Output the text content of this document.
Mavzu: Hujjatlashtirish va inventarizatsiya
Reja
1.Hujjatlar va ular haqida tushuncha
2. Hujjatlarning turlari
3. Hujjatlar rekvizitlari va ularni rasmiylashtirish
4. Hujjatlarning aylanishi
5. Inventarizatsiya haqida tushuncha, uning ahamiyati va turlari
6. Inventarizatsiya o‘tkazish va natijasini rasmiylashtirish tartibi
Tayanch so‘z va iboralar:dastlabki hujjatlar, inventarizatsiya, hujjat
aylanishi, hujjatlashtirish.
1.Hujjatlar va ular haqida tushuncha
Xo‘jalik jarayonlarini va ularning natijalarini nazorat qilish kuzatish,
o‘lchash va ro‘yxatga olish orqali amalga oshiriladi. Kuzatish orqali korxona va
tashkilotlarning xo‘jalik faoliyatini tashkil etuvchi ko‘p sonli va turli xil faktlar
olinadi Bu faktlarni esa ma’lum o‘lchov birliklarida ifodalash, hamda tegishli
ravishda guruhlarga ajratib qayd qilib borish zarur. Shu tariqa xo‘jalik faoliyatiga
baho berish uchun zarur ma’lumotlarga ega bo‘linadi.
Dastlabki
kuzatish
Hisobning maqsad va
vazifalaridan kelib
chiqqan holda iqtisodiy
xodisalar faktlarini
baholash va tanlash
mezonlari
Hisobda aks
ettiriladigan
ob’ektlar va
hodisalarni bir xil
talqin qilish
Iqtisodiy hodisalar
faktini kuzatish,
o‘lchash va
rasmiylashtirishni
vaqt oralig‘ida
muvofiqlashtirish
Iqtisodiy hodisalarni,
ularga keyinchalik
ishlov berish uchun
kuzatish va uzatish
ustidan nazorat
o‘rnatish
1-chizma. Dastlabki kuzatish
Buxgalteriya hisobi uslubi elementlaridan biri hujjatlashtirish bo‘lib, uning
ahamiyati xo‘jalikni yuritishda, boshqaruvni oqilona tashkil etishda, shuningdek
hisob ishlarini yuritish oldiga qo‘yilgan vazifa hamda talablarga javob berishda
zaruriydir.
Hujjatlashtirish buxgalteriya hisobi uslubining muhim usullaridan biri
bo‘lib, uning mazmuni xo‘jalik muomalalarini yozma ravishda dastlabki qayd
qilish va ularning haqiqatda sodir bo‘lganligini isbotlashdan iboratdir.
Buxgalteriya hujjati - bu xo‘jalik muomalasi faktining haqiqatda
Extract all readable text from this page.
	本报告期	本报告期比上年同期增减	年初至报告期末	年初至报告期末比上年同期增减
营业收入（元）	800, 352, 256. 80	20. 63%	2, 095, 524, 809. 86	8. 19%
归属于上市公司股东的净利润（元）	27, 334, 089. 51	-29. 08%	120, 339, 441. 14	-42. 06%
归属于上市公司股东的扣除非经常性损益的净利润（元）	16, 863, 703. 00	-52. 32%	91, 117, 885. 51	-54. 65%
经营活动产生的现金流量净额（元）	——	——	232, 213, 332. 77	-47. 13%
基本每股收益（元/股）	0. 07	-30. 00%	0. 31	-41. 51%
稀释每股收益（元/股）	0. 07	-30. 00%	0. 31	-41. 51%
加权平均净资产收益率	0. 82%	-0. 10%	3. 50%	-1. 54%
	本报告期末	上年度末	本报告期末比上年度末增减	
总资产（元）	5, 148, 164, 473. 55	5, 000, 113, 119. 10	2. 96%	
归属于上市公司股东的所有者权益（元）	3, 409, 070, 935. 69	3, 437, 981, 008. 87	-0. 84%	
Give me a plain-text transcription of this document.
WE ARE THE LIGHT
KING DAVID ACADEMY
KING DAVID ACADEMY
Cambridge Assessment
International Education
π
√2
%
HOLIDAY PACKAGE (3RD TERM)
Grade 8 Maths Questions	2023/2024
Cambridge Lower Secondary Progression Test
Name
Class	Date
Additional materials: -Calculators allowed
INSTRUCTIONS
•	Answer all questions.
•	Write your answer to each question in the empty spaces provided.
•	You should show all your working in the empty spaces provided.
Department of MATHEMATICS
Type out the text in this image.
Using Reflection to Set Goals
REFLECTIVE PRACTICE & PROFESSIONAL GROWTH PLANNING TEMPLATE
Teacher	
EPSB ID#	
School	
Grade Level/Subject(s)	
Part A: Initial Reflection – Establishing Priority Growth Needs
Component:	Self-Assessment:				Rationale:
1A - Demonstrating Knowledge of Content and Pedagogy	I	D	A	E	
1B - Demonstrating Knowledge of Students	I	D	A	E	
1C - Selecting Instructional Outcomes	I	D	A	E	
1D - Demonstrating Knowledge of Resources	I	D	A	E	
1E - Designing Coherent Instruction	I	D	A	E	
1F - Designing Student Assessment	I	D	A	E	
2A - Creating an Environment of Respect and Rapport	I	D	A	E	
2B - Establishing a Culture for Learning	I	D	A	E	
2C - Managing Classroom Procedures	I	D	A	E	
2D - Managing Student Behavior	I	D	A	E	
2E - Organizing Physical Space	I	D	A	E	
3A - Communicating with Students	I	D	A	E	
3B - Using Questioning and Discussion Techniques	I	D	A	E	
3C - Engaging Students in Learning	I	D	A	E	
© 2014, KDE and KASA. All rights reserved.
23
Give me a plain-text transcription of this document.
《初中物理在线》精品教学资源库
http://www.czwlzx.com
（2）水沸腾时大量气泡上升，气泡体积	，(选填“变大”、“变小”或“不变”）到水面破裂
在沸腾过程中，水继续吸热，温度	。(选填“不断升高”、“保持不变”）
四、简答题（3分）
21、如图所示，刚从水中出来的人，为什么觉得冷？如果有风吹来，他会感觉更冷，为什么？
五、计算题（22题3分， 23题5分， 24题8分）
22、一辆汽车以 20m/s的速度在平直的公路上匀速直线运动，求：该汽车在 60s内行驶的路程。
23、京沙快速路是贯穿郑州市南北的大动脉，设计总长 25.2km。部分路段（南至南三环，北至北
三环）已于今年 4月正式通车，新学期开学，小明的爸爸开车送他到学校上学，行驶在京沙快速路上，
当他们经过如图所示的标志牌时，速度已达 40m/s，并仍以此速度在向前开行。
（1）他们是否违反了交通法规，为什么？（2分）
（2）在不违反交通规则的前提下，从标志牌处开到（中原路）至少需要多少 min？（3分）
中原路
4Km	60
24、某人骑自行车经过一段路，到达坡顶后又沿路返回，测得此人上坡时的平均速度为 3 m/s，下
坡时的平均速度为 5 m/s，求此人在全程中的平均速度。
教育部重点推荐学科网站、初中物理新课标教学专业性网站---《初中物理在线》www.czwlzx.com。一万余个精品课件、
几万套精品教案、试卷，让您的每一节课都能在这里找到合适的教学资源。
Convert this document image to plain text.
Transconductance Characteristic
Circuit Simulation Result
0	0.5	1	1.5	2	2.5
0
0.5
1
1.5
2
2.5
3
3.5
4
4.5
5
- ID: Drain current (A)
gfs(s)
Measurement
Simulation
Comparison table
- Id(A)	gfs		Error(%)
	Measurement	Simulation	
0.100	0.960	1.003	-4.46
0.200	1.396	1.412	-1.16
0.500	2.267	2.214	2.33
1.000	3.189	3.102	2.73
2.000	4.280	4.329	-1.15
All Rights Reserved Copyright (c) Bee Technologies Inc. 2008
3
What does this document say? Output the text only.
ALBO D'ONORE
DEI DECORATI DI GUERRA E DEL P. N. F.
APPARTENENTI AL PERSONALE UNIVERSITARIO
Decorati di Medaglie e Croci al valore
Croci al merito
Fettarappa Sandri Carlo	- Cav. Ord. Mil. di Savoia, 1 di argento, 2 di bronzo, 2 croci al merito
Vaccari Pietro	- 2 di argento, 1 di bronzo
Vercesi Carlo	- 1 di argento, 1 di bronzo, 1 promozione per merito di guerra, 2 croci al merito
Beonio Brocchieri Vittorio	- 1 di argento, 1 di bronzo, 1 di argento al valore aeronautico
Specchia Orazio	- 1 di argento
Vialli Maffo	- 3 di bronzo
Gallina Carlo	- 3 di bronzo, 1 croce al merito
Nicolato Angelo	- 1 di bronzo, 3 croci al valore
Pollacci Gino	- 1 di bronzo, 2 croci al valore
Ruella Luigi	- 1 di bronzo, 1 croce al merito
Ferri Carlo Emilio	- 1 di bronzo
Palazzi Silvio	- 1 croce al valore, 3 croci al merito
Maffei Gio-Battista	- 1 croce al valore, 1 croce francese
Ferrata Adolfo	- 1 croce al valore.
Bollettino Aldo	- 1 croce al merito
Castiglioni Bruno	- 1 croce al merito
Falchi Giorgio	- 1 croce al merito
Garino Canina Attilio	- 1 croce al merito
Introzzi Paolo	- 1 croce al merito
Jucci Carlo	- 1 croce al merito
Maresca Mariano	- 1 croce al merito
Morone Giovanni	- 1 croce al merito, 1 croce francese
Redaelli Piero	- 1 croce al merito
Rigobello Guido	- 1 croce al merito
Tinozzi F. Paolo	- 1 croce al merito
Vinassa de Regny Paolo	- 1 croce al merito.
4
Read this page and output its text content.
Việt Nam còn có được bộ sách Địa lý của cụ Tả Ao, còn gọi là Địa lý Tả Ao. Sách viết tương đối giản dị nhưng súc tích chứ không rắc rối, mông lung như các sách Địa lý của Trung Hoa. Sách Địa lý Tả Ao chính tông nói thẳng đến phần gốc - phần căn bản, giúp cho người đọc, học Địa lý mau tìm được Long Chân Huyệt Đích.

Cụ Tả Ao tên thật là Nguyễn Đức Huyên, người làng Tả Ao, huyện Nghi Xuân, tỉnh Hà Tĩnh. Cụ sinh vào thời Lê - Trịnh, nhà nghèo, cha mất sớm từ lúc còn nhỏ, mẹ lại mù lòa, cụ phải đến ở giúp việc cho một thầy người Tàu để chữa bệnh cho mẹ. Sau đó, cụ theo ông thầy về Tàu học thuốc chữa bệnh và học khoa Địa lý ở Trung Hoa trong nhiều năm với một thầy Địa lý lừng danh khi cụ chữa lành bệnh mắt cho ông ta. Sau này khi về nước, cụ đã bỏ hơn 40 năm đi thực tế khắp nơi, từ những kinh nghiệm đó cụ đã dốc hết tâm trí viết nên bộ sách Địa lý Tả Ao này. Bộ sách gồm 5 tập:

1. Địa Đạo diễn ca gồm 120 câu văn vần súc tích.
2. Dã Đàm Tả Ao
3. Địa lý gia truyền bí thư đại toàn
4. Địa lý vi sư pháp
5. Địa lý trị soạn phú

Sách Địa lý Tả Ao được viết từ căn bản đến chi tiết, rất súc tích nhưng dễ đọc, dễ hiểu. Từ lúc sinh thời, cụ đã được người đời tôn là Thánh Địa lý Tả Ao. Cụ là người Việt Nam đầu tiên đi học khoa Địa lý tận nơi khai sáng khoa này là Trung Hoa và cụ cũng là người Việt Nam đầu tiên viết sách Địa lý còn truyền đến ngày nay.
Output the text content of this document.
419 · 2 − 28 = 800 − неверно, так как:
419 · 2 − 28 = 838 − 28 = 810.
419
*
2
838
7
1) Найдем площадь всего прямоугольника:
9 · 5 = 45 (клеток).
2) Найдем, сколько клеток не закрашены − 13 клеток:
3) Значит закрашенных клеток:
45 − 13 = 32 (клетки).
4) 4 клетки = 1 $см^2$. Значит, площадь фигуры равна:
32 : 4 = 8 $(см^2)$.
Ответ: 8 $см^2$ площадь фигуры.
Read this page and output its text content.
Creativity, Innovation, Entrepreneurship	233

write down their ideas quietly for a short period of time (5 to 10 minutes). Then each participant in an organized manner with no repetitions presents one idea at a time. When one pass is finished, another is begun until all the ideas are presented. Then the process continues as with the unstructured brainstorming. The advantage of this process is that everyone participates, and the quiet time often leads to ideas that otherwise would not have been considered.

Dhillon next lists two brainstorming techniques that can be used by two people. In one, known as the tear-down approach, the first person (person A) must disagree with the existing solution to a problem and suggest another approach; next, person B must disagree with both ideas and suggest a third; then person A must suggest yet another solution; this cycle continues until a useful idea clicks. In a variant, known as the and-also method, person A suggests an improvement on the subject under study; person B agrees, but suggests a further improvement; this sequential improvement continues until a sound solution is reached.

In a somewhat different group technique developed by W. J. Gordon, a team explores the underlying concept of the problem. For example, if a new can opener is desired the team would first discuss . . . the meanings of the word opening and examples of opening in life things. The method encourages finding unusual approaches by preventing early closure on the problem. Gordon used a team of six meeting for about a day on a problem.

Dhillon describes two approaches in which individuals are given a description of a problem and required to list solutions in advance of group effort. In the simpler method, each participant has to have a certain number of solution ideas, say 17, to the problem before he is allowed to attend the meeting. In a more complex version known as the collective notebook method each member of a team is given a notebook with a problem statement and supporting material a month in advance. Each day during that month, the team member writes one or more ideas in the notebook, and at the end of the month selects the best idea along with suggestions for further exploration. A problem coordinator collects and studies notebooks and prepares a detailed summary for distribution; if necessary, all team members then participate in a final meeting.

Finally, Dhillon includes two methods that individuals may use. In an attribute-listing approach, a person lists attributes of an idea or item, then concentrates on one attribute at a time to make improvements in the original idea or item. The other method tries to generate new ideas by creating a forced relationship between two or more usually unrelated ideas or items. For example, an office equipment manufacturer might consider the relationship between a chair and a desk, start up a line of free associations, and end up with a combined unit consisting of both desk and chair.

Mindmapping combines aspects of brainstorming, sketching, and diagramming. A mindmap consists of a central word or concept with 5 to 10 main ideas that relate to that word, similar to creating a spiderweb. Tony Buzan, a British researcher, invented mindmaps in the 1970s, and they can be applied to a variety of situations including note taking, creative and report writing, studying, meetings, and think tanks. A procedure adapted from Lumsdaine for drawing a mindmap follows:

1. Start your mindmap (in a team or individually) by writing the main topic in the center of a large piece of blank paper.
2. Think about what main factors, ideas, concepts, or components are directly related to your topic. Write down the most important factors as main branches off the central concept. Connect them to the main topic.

------------------------------------

*Your goal:* Find every line in the entries that includes the word "Reflection", then state how many there are and nothing else.

*Reply:* 2